**PROVIDED TEXT:**
:::::

In my opinion, there is diminishing return for the effort in some of the measures available to us. It makes sense to focus on the aspects that can most likely lead to compromise if misconfigured. We'll focus on Secure Shell (SSH) authentication security.

CIS_Benchmark_SSH_Index

Before doing any of my normal hardening steps on a new server, we'll download and run Lynis to get a baseline.

cd /opt/ then git clone https://github.com/CISOfy/lynis.git. You would have to do this with sudo privileges, but we're running as root which I normally would not be doing.

After the download completes, cd lynis.

To run the scan, ./lynis audit system. Our hardening index was 59.

CIS_Benchmarks_Lynis_Initial_Results

The higher the number reported for the hardening index, the more secure the server is considered to be.

Scrolling up through the results of the scan, we can see that many of them were related to SSH configuration.

CIS_Benchmark_SSH_Initial_results

Most of the settings for SSH can be changed in /etc/ssh/sshd_confg which is the SSH daemon configuration file.

We'll make a copy of /etc/ssh/sshd_config then edit the original.

cd /etc/ssh
cp sshd_config sshd_config.00
vim sshd_config

One of the first recommended settings in the CIS Benchmark is setting the log level to Informational.

LogLevel-info-CIS_Benchmark

Looking at the sshd_configuration file, we see under #Logging that LogLevel INFO is there, but is commented out as the line starts with a pound sign #.

To activate that command, delete the # at the start of the line before LogLevel INFO.

LogLevel-info-Uncommented

At this point, if you wanted to do these one entry at a time and test after each one, you would save the file then restart the SSH Daemon.

[esc]:wq
systemctl reload sshd

We're going to tune several other settings while here though, then restart the SSH daemon.

We'll make the following changes.

X11Forwarding yes to --> X11Forwarding no
#MaxAuthTries 6 --> MaxAuthTries 4
#IgnoreRhosts yes --> IgnoreRhosts yes
#IgnoreUserKnownHosts no --> IgnoreUserKnownHosts yes
#PermitEmptyPasswords no --> PermitEmptyPasswords no
#PermitUserEnvironment no --> PermitUserEnvironment no
#ClientAliveInterval 0 --> ClientAliveInterval 300
#ClientAliveCountMax 3 --> ClientAliveCountMax 0
#LoginGraceTime 2m --> LoginGraceTime 60
#Banner none --> Banner /etc/issue.net

Also, add the following lines to your sshd_config file.

# Added per CIS Benchmarks
MACs hmac-sha2-512-etm@openssh.com,hmac-sha2-256-etm@openssh.com,umac-128-etm@openssh.com,hmac-sha2-512,hmac-sha2-256,umac-128-etm@openssh.com

NOTE: This deviates slightly from what is in the CIS Benchmark book. Looking at the man page for sshd_config and comparing it to the list provided, I found that umac-128-etm@openssh.com is supported while umac-128@openssh.com (the one called for in the Benchmark) is not. I opened a support ticket with CIS Workbench to have it corrected on 10 February 2019.

I normally also set PermitRootLogin yes to PermitRootLogin no, but only do this after you've added a non-root user and added that user to the sudo group.

To add a user named theo, you would run adduser theo then step through the prompts, setting a password. I normally leave the rest of the information blank. Then usermod -aG sudo theo to add theo to the sudo group.

:::::

**EXPLORE THE MATERIAL:**
- A) Answer these questions from the SSH hardening text, one per line:
(i) What hardening index did the first Lynis scan give?
(ii) What new value does the text give MaxAuthTries?
(iii) On what date was the support ticket with CIS Workbench opened?
- B) From the list of sshd_config changes in the SSH hardening text, name every setting whose value differs before and after the arrow, with its new value.
- C) Output the part of the SSH hardening text that opens with the words containing "CIS_Benchmark_SSH_Initial_results" and closes with "edit the original.".

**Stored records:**

:::::

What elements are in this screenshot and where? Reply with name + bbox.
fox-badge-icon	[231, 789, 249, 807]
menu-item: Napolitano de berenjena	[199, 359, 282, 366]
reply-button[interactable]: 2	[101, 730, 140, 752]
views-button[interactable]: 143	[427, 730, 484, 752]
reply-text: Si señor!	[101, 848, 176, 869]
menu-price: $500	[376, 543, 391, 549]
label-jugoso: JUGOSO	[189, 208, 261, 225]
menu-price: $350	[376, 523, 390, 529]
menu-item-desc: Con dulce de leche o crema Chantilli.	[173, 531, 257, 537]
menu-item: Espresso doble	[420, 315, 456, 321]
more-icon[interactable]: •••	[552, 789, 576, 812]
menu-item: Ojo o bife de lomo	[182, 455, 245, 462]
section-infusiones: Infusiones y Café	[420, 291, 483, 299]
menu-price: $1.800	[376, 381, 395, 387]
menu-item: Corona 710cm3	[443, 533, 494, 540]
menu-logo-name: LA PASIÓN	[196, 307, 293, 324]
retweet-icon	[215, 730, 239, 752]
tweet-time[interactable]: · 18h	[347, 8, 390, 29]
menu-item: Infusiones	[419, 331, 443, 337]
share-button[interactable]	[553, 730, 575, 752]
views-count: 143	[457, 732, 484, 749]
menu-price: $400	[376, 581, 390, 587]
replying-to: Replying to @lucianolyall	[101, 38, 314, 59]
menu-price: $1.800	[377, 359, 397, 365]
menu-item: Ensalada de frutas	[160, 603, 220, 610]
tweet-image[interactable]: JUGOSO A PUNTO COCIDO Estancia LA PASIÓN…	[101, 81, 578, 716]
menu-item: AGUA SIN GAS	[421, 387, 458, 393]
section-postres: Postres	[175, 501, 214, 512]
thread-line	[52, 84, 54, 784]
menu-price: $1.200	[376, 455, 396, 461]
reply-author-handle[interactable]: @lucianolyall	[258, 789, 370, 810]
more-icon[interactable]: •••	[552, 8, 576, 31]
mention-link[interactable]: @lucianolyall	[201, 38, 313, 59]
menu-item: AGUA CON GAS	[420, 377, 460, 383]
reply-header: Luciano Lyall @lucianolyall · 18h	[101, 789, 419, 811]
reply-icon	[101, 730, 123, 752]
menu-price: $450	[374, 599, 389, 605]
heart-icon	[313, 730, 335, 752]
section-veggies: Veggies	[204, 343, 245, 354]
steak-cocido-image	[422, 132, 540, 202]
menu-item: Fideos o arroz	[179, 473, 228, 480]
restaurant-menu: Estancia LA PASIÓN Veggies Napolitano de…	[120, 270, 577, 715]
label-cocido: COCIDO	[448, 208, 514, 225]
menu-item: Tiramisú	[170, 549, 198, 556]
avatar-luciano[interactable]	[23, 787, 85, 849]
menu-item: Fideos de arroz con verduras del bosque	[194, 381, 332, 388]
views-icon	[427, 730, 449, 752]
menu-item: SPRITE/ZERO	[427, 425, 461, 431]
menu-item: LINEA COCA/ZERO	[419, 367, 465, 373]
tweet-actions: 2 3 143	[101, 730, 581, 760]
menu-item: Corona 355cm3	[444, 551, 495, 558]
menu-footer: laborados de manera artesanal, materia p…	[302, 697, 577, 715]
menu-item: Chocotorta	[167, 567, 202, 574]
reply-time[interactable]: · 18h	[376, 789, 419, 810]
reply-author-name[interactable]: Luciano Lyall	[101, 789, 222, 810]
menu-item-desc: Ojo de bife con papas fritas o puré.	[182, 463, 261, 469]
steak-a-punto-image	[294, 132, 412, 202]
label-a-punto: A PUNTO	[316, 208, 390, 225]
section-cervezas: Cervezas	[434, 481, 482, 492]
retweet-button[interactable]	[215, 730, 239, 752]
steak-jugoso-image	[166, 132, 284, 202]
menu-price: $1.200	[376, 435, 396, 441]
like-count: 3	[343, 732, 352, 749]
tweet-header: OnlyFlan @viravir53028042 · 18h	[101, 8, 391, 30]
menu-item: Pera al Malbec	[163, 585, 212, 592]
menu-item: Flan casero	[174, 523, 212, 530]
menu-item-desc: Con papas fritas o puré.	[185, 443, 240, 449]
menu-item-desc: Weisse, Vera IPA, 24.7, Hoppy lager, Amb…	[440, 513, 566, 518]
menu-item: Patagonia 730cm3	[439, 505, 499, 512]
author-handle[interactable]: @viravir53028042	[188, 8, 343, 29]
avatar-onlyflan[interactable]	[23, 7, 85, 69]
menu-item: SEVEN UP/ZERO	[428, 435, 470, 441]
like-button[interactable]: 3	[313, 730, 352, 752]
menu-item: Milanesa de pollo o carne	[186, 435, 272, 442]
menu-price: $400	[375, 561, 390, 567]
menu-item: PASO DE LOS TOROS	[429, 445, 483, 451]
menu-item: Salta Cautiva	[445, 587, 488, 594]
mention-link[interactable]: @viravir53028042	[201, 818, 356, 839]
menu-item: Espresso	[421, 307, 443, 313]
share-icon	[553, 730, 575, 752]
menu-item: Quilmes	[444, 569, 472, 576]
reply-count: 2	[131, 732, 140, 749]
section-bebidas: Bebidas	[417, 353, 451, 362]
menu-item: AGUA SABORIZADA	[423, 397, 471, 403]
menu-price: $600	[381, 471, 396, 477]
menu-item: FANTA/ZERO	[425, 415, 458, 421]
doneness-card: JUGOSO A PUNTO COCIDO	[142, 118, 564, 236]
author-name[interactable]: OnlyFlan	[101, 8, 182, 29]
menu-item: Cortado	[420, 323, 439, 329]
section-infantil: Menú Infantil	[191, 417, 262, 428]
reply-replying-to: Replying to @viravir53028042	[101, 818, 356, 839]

:::::

**RESULTS FOR THE EXERCISE:**
- A)
(i) 59
(ii) 4
(iii) 10 February 2019

- B)
X11Forwarding no
MaxAuthTries 4
IgnoreUserKnownHosts yes
ClientAliveInterval 300
ClientAliveCountMax 0
LoginGraceTime 60
Banner /etc/issue.net

- C)
CIS_Benchmark_SSH_Initial_results

Most of the settings for SSH can be changed in /etc/ssh/sshd_confg which is the SSH daemon configuration file.

We'll make a copy of /etc/ssh/sshd_config then edit the original.